Task directions:
Present the following entries again, word for word and in full.
┌──
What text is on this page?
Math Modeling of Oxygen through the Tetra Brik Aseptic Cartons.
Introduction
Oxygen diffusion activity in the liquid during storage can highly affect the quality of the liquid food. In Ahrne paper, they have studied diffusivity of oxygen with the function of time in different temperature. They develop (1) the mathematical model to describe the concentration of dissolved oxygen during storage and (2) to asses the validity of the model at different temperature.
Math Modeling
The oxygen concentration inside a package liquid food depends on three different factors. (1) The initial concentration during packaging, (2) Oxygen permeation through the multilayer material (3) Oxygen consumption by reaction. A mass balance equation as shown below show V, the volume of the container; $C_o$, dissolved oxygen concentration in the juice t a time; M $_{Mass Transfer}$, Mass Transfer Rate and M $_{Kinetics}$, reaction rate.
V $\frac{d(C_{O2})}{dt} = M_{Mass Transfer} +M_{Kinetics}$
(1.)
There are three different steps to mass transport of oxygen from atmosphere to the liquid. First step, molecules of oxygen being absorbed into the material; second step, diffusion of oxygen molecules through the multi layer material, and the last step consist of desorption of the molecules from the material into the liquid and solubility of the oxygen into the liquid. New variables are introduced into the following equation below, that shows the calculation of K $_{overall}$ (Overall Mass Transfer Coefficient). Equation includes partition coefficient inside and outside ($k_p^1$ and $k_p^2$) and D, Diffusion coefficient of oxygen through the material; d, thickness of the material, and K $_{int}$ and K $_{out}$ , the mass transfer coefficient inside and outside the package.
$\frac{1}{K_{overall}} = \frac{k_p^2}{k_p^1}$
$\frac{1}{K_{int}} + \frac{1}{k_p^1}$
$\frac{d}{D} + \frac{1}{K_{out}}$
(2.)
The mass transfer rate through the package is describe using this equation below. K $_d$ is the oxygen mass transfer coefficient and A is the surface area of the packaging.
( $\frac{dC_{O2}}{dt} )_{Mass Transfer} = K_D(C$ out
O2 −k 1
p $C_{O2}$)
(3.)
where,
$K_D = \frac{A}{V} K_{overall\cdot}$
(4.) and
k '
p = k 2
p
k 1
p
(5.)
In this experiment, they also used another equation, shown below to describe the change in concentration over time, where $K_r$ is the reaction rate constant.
└──
Result of the exercise:
What text is on this page?
Math Modeling of Oxygen through the Tetra Brik Aseptic Cartons.
Introduction
Oxygen diffusion activity in the liquid during storage can highly affect the quality of the liquid food. In Ahrne paper, they have studied diffusivity of oxygen with the function of time in different temperature. They develop (1) the mathematical model to describe the concentration of dissolved oxygen during storage and (2) to asses the validity of the model at different temperature.
Math Modeling
The oxygen concentration inside a package liquid food depends on three different factors. (1) The initial concentration during packaging, (2) Oxygen permeation through the multilayer material (3) Oxygen consumption by reaction. A mass balance equation as shown below show V, the volume of the container; $C_o$, dissolved oxygen concentration in the juice t a time; M $_{Mass Transfer}$, Mass Transfer Rate and M $_{Kinetics}$, reaction rate.
V $\frac{d(C_{O2})}{dt} = M_{Mass Transfer} +M_{Kinetics}$
(1.)
There are three different steps to mass transport of oxygen from atmosphere to the liquid. First step, molecules of oxygen being absorbed into the material; second step, diffusion of oxygen molecules through the multi layer material, and the last step consist of desorption of the molecules from the material into the liquid and solubility of the oxygen into the liquid. New variables are introduced into the following equation below, that shows the calculation of K $_{overall}$ (Overall Mass Transfer Coefficient). Equation includes partition coefficient inside and outside ($k_p^1$ and $k_p^2$) and D, Diffusion coefficient of oxygen through the material; d, thickness of the material, and K $_{int}$ and K $_{out}$ , the mass transfer coefficient inside and outside the package.
$\frac{1}{K_{overall}} = \frac{k_p^2}{k_p^1}$
$\frac{1}{K_{int}} + \frac{1}{k_p^1}$
$\frac{d}{D} + \frac{1}{K_{out}}$
(2.)
The mass transfer rate through the package is describe using this equation below. K $_d$ is the oxygen mass transfer coefficient and A is the surface area of the packaging.
( $\frac{dC_{O2}}{dt} )_{Mass Transfer} = K_D(C$ out
O2 −k 1
p $C_{O2}$)
(3.)
where,
$K_D = \frac{A}{V} K_{overall\cdot}$
(4.) and
k '
p = k 2
p
k 1
p
(5.)
In this experiment, they also used another equation, shown below to describe the change in concentration over time, where $K_r$ is the reaction rate constant.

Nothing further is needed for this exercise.